* Start Data shown *

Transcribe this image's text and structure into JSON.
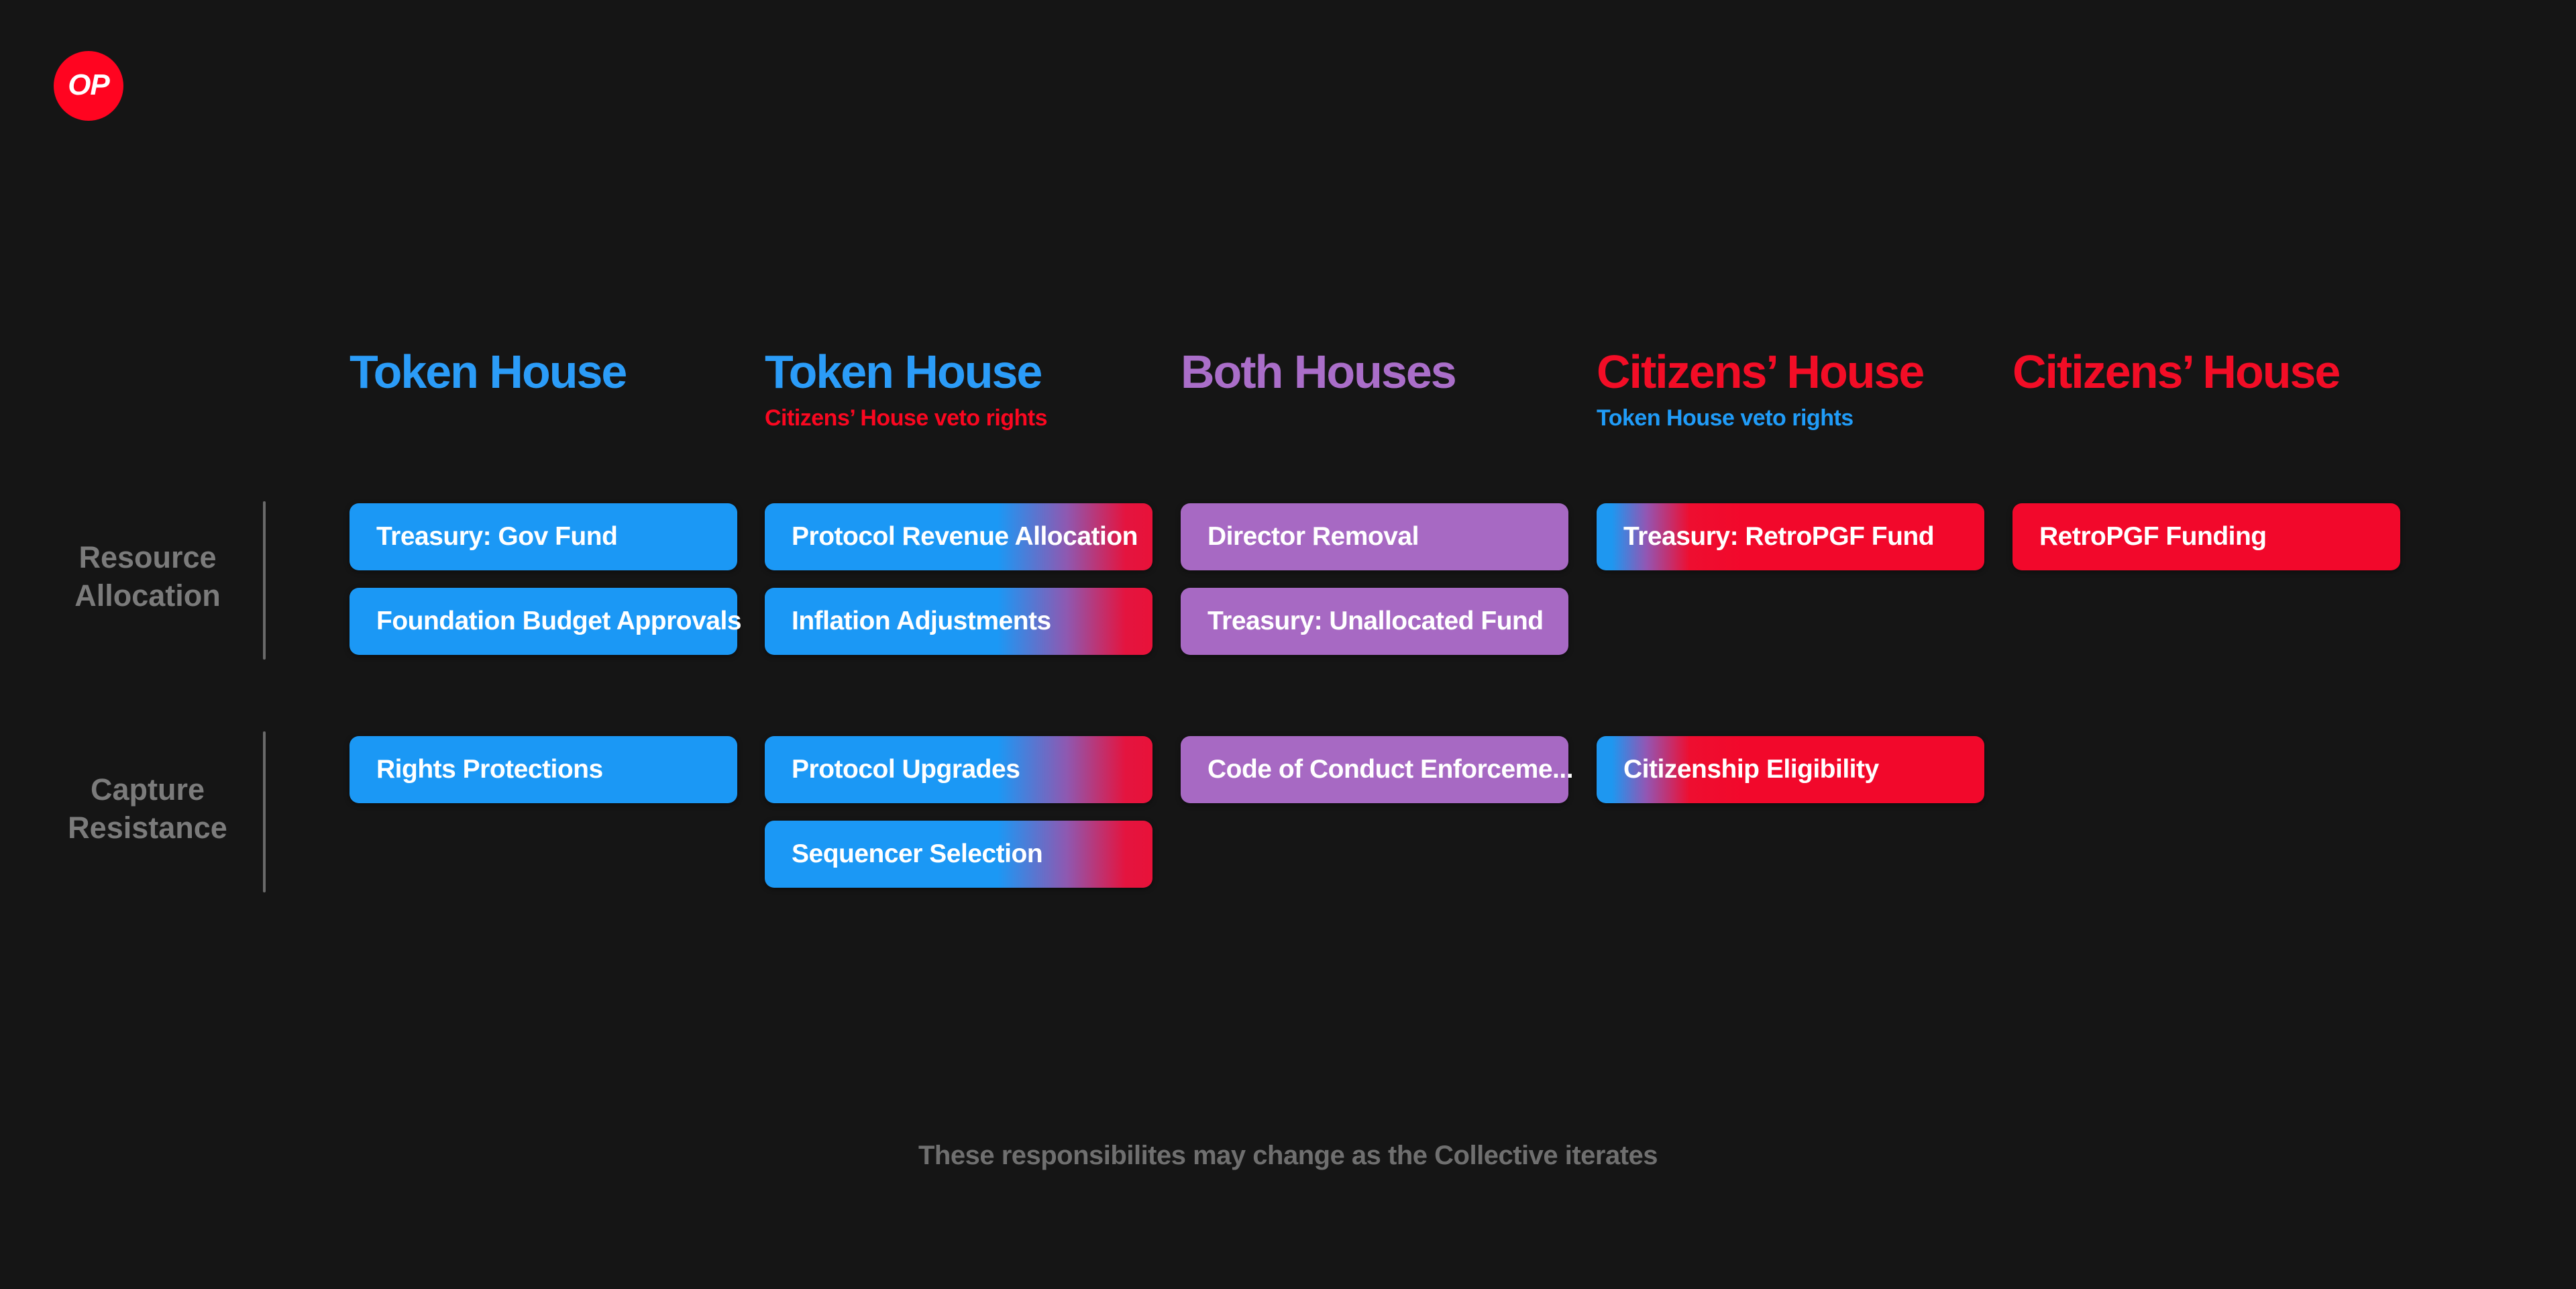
{
  "app": {
    "background": "#151515",
    "footnote": "These responsibilites may change as the Collective iterates"
  },
  "logo": {
    "label": "OP",
    "color": "#FF0420"
  },
  "rows": [
    {
      "id": "resource-allocation",
      "lines": [
        "Resource",
        "Allocation"
      ]
    },
    {
      "id": "capture-resistance",
      "lines": [
        "Capture",
        "Resistance"
      ]
    }
  ],
  "columns": [
    {
      "id": "token-house-1",
      "title": "Token House",
      "title_color": "#2B9CF8",
      "subtitle": "",
      "pill_style": "blue",
      "pills": [
        {
          "label": "Treasury: Gov Fund",
          "section": "resource-allocation"
        },
        {
          "label": "Foundation Budget Approvals",
          "section": "resource-allocation"
        },
        {
          "label": "Rights Protections",
          "section": "capture-resistance"
        }
      ]
    },
    {
      "id": "token-house-2",
      "title": "Token House",
      "title_color": "#2B9CF8",
      "subtitle": "Citizens’ House veto rights",
      "subtitle_color": "#FA0720",
      "pill_style": "blue-to-red-gradient",
      "pills": [
        {
          "label": "Protocol Revenue Allocation",
          "section": "resource-allocation"
        },
        {
          "label": "Inflation Adjustments",
          "section": "resource-allocation"
        },
        {
          "label": "Protocol Upgrades",
          "section": "capture-resistance"
        },
        {
          "label": "Sequencer Selection",
          "section": "capture-resistance"
        }
      ]
    },
    {
      "id": "both-houses",
      "title": "Both Houses",
      "title_color": "#AA6EC9",
      "subtitle": "",
      "pill_style": "purple",
      "pills": [
        {
          "label": "Director Removal",
          "section": "resource-allocation"
        },
        {
          "label": "Treasury: Unallocated Fund",
          "section": "resource-allocation"
        },
        {
          "label": "Code of Conduct Enforceme...",
          "section": "capture-resistance"
        }
      ]
    },
    {
      "id": "citizens-house-1",
      "title": "Citizens’ House",
      "title_color": "#F30D26",
      "subtitle": "Token House veto rights",
      "subtitle_color": "#209CF8",
      "pill_style": "red-with-blue-left-edge",
      "pills": [
        {
          "label": "Treasury: RetroPGF Fund",
          "section": "resource-allocation"
        },
        {
          "label": "Citizenship Eligibility",
          "section": "capture-resistance"
        }
      ]
    },
    {
      "id": "citizens-house-2",
      "title": "Citizens’ House",
      "title_color": "#F30D26",
      "subtitle": "",
      "pill_style": "red",
      "pills": [
        {
          "label": "RetroPGF Funding",
          "section": "resource-allocation"
        }
      ]
    }
  ],
  "colors": {
    "background": "#151515",
    "blue": "#1B98F5",
    "purple": "#A769C3",
    "red": "#F2082B",
    "crimson": "#E81239",
    "header_blue": "#2B9CF8",
    "header_purple": "#AA6EC9",
    "header_red": "#F30D26",
    "label_gray": "#7B7B7B",
    "footnote_gray": "#6F6F6F",
    "logo_red": "#FF0420"
  }
}
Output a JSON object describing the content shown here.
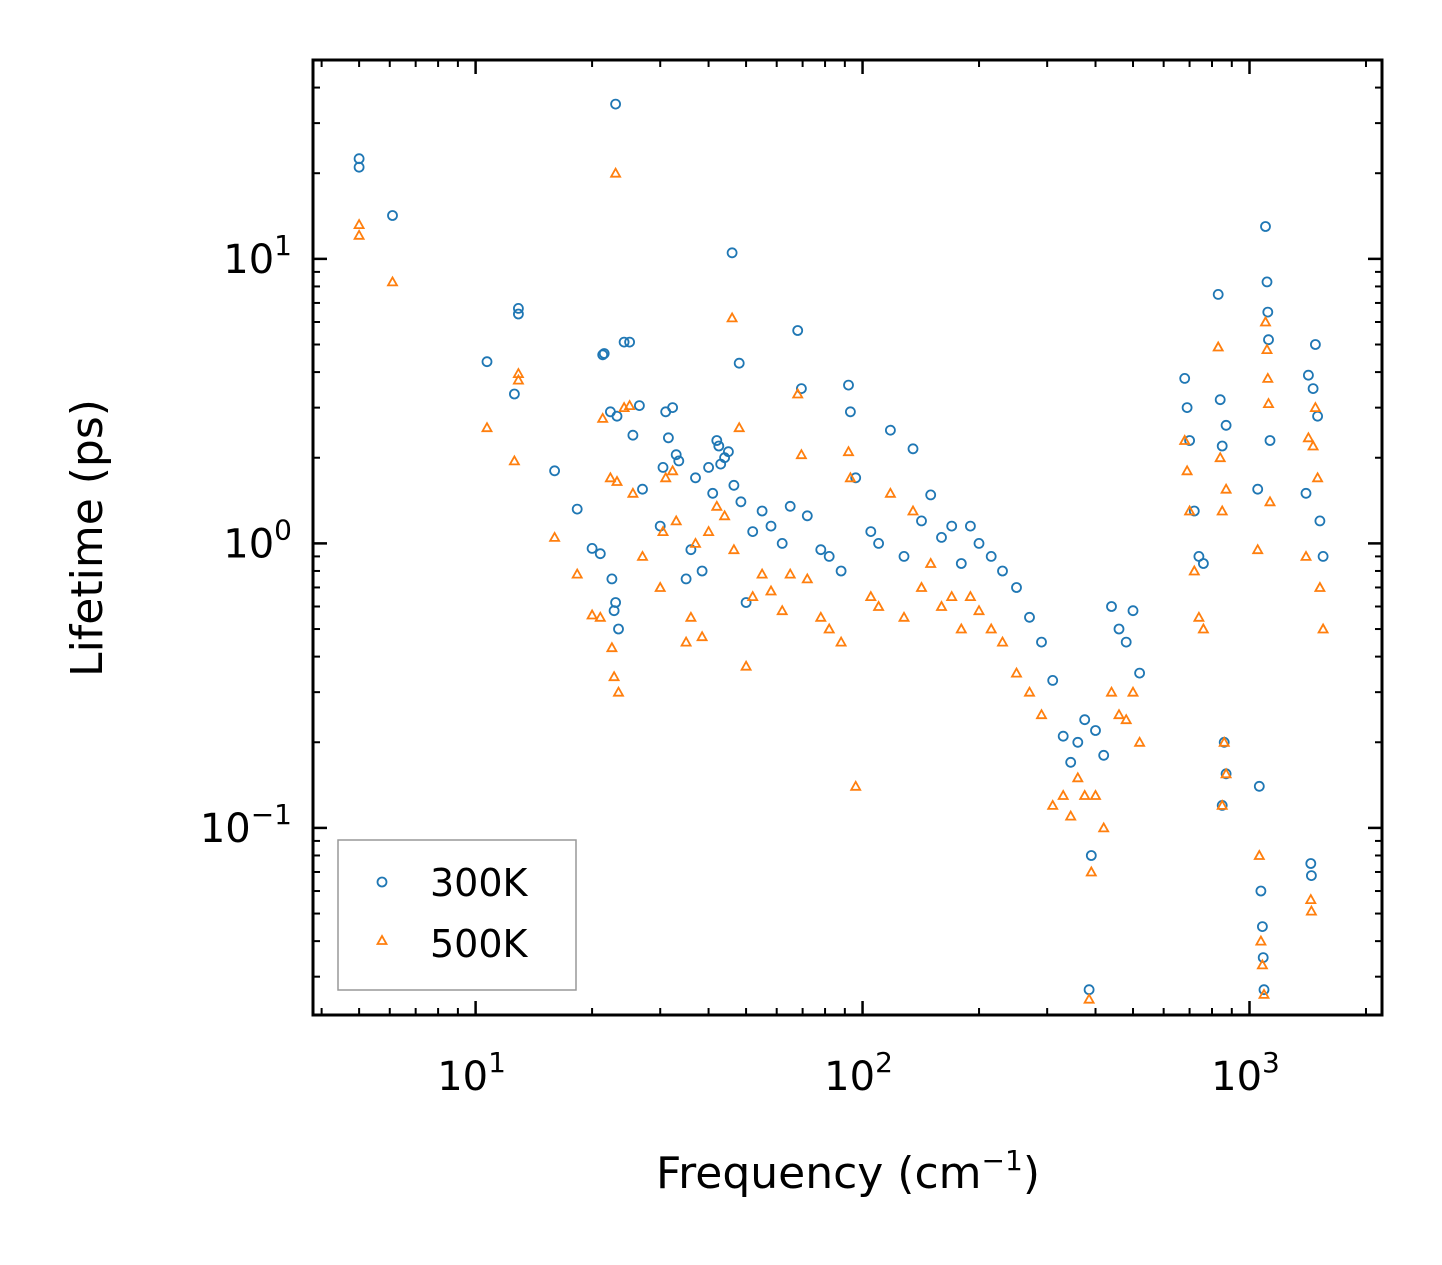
{
  "chart_data": {
    "type": "scatter",
    "xscale": "log",
    "yscale": "log",
    "xlim": [
      3.8,
      2200
    ],
    "ylim": [
      0.022,
      50
    ],
    "xlabel": "Frequency (cm",
    "xlabel_sup": "−1",
    "xlabel_suffix": ")",
    "ylabel": "Lifetime (ps)",
    "xticks": [
      {
        "value": 10,
        "base": "10",
        "exp": "1"
      },
      {
        "value": 100,
        "base": "10",
        "exp": "2"
      },
      {
        "value": 1000,
        "base": "10",
        "exp": "3"
      }
    ],
    "yticks": [
      {
        "value": 0.1,
        "base": "10",
        "exp": "−1"
      },
      {
        "value": 1,
        "base": "10",
        "exp": "0"
      },
      {
        "value": 10,
        "base": "10",
        "exp": "1"
      }
    ],
    "legend_position": "lower-left",
    "series": [
      {
        "name": "300K",
        "marker": "circle",
        "color": "#1f77b4",
        "points": [
          [
            5,
            22.5
          ],
          [
            5,
            21
          ],
          [
            6.1,
            14.2
          ],
          [
            10.7,
            4.35
          ],
          [
            12.6,
            3.35
          ],
          [
            12.9,
            6.7
          ],
          [
            12.9,
            6.4
          ],
          [
            16,
            1.8
          ],
          [
            18.3,
            1.32
          ],
          [
            20,
            0.96
          ],
          [
            21,
            0.92
          ],
          [
            21.3,
            4.6
          ],
          [
            21.5,
            4.65
          ],
          [
            22.3,
            2.9
          ],
          [
            22.5,
            0.75
          ],
          [
            22.8,
            0.58
          ],
          [
            23,
            0.62
          ],
          [
            23.2,
            2.8
          ],
          [
            23.4,
            0.5
          ],
          [
            23,
            35
          ],
          [
            24.2,
            5.1
          ],
          [
            25,
            5.1
          ],
          [
            25.5,
            2.4
          ],
          [
            26.5,
            3.05
          ],
          [
            27,
            1.55
          ],
          [
            30,
            1.15
          ],
          [
            30.5,
            1.85
          ],
          [
            31,
            2.9
          ],
          [
            31.5,
            2.35
          ],
          [
            32.3,
            3
          ],
          [
            33,
            2.05
          ],
          [
            33.5,
            1.95
          ],
          [
            35,
            0.75
          ],
          [
            36,
            0.95
          ],
          [
            37,
            1.7
          ],
          [
            38.5,
            0.8
          ],
          [
            40,
            1.85
          ],
          [
            41,
            1.5
          ],
          [
            42,
            2.3
          ],
          [
            42.5,
            2.2
          ],
          [
            43,
            1.9
          ],
          [
            44,
            2.0
          ],
          [
            45,
            2.1
          ],
          [
            46,
            10.5
          ],
          [
            46.5,
            1.6
          ],
          [
            48,
            4.3
          ],
          [
            48.5,
            1.4
          ],
          [
            50,
            0.62
          ],
          [
            52,
            1.1
          ],
          [
            55,
            1.3
          ],
          [
            58,
            1.15
          ],
          [
            62,
            1.0
          ],
          [
            65,
            1.35
          ],
          [
            68,
            5.6
          ],
          [
            69.5,
            3.5
          ],
          [
            72,
            1.25
          ],
          [
            78,
            0.95
          ],
          [
            82,
            0.9
          ],
          [
            88,
            0.8
          ],
          [
            92,
            3.6
          ],
          [
            93,
            2.9
          ],
          [
            96,
            1.7
          ],
          [
            105,
            1.1
          ],
          [
            110,
            1.0
          ],
          [
            118,
            2.5
          ],
          [
            128,
            0.9
          ],
          [
            135,
            2.15
          ],
          [
            142,
            1.2
          ],
          [
            150,
            1.48
          ],
          [
            160,
            1.05
          ],
          [
            170,
            1.15
          ],
          [
            180,
            0.85
          ],
          [
            190,
            1.15
          ],
          [
            200,
            1.0
          ],
          [
            215,
            0.9
          ],
          [
            230,
            0.8
          ],
          [
            250,
            0.7
          ],
          [
            270,
            0.55
          ],
          [
            290,
            0.45
          ],
          [
            310,
            0.33
          ],
          [
            330,
            0.21
          ],
          [
            345,
            0.17
          ],
          [
            360,
            0.2
          ],
          [
            375,
            0.24
          ],
          [
            385,
            0.027
          ],
          [
            390,
            0.08
          ],
          [
            400,
            0.22
          ],
          [
            420,
            0.18
          ],
          [
            440,
            0.6
          ],
          [
            460,
            0.5
          ],
          [
            480,
            0.45
          ],
          [
            500,
            0.58
          ],
          [
            520,
            0.35
          ],
          [
            680,
            3.8
          ],
          [
            690,
            3.0
          ],
          [
            700,
            2.3
          ],
          [
            720,
            1.3
          ],
          [
            740,
            0.9
          ],
          [
            760,
            0.85
          ],
          [
            830,
            7.5
          ],
          [
            840,
            3.2
          ],
          [
            850,
            2.2
          ],
          [
            870,
            2.6
          ],
          [
            850,
            0.12
          ],
          [
            860,
            0.2
          ],
          [
            870,
            0.155
          ],
          [
            1050,
            1.55
          ],
          [
            1060,
            0.14
          ],
          [
            1070,
            0.06
          ],
          [
            1080,
            0.045
          ],
          [
            1085,
            0.035
          ],
          [
            1090,
            0.027
          ],
          [
            1100,
            13
          ],
          [
            1110,
            8.3
          ],
          [
            1115,
            6.5
          ],
          [
            1120,
            5.2
          ],
          [
            1130,
            2.3
          ],
          [
            1400,
            1.5
          ],
          [
            1420,
            3.9
          ],
          [
            1440,
            0.075
          ],
          [
            1445,
            0.068
          ],
          [
            1460,
            3.5
          ],
          [
            1480,
            5.0
          ],
          [
            1500,
            2.8
          ],
          [
            1520,
            1.2
          ],
          [
            1550,
            0.9
          ]
        ]
      },
      {
        "name": "500K",
        "marker": "triangle",
        "color": "#ff7f0e",
        "points": [
          [
            5,
            13.2
          ],
          [
            5,
            12.1
          ],
          [
            6.1,
            8.3
          ],
          [
            10.7,
            2.55
          ],
          [
            12.6,
            1.95
          ],
          [
            12.9,
            3.95
          ],
          [
            12.9,
            3.75
          ],
          [
            16,
            1.05
          ],
          [
            18.3,
            0.78
          ],
          [
            20,
            0.56
          ],
          [
            21,
            0.55
          ],
          [
            21.3,
            2.75
          ],
          [
            22.3,
            1.7
          ],
          [
            22.5,
            0.43
          ],
          [
            22.8,
            0.34
          ],
          [
            23.2,
            1.65
          ],
          [
            23.4,
            0.3
          ],
          [
            23,
            20
          ],
          [
            24.2,
            3.0
          ],
          [
            25,
            3.05
          ],
          [
            25.5,
            1.5
          ],
          [
            27,
            0.9
          ],
          [
            30,
            0.7
          ],
          [
            30.5,
            1.1
          ],
          [
            31,
            1.7
          ],
          [
            32.3,
            1.8
          ],
          [
            33,
            1.2
          ],
          [
            35,
            0.45
          ],
          [
            36,
            0.55
          ],
          [
            37,
            1.0
          ],
          [
            38.5,
            0.47
          ],
          [
            40,
            1.1
          ],
          [
            42,
            1.35
          ],
          [
            44,
            1.25
          ],
          [
            46,
            6.2
          ],
          [
            46.5,
            0.95
          ],
          [
            48,
            2.55
          ],
          [
            50,
            0.37
          ],
          [
            52,
            0.65
          ],
          [
            55,
            0.78
          ],
          [
            58,
            0.68
          ],
          [
            62,
            0.58
          ],
          [
            65,
            0.78
          ],
          [
            68,
            3.35
          ],
          [
            69.5,
            2.05
          ],
          [
            72,
            0.75
          ],
          [
            78,
            0.55
          ],
          [
            82,
            0.5
          ],
          [
            88,
            0.45
          ],
          [
            92,
            2.1
          ],
          [
            93,
            1.7
          ],
          [
            96,
            0.14
          ],
          [
            105,
            0.65
          ],
          [
            110,
            0.6
          ],
          [
            118,
            1.5
          ],
          [
            128,
            0.55
          ],
          [
            135,
            1.3
          ],
          [
            142,
            0.7
          ],
          [
            150,
            0.85
          ],
          [
            160,
            0.6
          ],
          [
            170,
            0.65
          ],
          [
            180,
            0.5
          ],
          [
            190,
            0.65
          ],
          [
            200,
            0.58
          ],
          [
            215,
            0.5
          ],
          [
            230,
            0.45
          ],
          [
            250,
            0.35
          ],
          [
            270,
            0.3
          ],
          [
            290,
            0.25
          ],
          [
            310,
            0.12
          ],
          [
            330,
            0.13
          ],
          [
            345,
            0.11
          ],
          [
            360,
            0.15
          ],
          [
            375,
            0.13
          ],
          [
            385,
            0.025
          ],
          [
            390,
            0.07
          ],
          [
            400,
            0.13
          ],
          [
            420,
            0.1
          ],
          [
            440,
            0.3
          ],
          [
            460,
            0.25
          ],
          [
            480,
            0.24
          ],
          [
            500,
            0.3
          ],
          [
            520,
            0.2
          ],
          [
            680,
            2.3
          ],
          [
            690,
            1.8
          ],
          [
            700,
            1.3
          ],
          [
            720,
            0.8
          ],
          [
            740,
            0.55
          ],
          [
            760,
            0.5
          ],
          [
            830,
            4.9
          ],
          [
            840,
            2.0
          ],
          [
            850,
            1.3
          ],
          [
            870,
            1.55
          ],
          [
            850,
            0.12
          ],
          [
            860,
            0.2
          ],
          [
            870,
            0.155
          ],
          [
            1050,
            0.95
          ],
          [
            1060,
            0.08
          ],
          [
            1070,
            0.04
          ],
          [
            1080,
            0.033
          ],
          [
            1090,
            0.026
          ],
          [
            1100,
            6.0
          ],
          [
            1110,
            4.8
          ],
          [
            1115,
            3.8
          ],
          [
            1120,
            3.1
          ],
          [
            1130,
            1.4
          ],
          [
            1400,
            0.9
          ],
          [
            1420,
            2.35
          ],
          [
            1440,
            0.056
          ],
          [
            1445,
            0.051
          ],
          [
            1460,
            2.2
          ],
          [
            1480,
            3.0
          ],
          [
            1500,
            1.7
          ],
          [
            1520,
            0.7
          ],
          [
            1550,
            0.5
          ]
        ]
      }
    ]
  }
}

* End Data shown *

*Goal of the exercise*: List every line above containing the word "veto".

*In response*:
      "subtitle": "Citizens’ House veto rights",
      "subtitle": "Token House veto rights",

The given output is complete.